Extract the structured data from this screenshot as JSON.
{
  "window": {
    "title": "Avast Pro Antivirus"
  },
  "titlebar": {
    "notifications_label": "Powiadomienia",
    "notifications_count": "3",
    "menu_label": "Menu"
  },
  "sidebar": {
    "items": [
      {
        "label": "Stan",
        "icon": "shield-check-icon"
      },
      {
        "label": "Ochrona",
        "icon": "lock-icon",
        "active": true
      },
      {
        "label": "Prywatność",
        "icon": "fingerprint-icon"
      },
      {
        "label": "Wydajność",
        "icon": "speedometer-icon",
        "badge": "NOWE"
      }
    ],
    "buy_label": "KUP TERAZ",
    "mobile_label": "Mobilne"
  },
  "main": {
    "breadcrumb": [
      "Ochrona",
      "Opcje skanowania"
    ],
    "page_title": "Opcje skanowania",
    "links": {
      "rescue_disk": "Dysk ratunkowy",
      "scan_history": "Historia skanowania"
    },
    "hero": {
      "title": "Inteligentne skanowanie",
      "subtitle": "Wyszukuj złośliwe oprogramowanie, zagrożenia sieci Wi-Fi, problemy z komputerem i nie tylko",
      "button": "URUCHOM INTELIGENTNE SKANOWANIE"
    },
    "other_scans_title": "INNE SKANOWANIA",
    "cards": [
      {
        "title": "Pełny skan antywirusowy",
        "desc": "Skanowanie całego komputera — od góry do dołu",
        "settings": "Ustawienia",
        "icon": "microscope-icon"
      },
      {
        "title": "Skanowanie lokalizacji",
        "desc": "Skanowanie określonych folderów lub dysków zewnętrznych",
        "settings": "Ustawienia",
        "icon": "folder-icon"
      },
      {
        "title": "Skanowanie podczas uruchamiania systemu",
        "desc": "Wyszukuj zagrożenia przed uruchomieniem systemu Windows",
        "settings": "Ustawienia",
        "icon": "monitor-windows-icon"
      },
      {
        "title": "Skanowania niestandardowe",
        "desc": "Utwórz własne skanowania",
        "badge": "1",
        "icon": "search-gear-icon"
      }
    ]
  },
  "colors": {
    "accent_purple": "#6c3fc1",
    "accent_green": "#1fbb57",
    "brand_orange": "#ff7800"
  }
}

• • •

> **Action item**
Whenever the string "zagrożenia" occurs in a line of the entries above, copy that line.

> **Output for this task**
      "subtitle": "Wyszukuj złośliwe oprogramowanie, zagrożenia sieci Wi-Fi, problemy z komputerem i nie tylko",
        "desc": "Wyszukuj zagrożenia przed uruchomieniem systemu Windows",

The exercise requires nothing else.